Stated task. Find each line containing the string "quintile" and return it.
* * * * * * *
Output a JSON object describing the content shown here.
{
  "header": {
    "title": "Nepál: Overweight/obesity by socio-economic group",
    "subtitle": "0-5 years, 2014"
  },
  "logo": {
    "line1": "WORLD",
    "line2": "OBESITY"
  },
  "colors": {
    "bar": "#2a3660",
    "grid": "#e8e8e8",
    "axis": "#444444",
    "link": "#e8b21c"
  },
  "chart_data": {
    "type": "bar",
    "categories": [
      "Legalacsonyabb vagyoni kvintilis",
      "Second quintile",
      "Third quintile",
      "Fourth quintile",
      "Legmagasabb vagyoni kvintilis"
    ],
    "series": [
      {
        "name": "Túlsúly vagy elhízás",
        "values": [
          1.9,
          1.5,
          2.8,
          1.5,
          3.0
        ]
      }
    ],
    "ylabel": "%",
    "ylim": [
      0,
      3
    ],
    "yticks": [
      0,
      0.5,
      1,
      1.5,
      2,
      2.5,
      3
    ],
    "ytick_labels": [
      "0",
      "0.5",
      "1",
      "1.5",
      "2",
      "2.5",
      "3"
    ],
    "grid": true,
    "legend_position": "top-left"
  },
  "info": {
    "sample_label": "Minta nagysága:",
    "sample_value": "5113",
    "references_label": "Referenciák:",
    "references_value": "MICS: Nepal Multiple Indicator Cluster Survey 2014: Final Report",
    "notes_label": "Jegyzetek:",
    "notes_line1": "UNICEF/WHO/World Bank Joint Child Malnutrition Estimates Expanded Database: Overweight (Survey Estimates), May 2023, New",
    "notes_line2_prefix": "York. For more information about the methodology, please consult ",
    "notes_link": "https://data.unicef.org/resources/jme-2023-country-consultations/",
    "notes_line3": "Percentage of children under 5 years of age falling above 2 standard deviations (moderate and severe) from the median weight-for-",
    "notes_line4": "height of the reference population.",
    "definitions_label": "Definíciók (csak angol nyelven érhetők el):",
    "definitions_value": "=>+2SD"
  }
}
* * * * * * *
Output of the task.
      "Second quintile",
      "Third quintile",
      "Fourth quintile",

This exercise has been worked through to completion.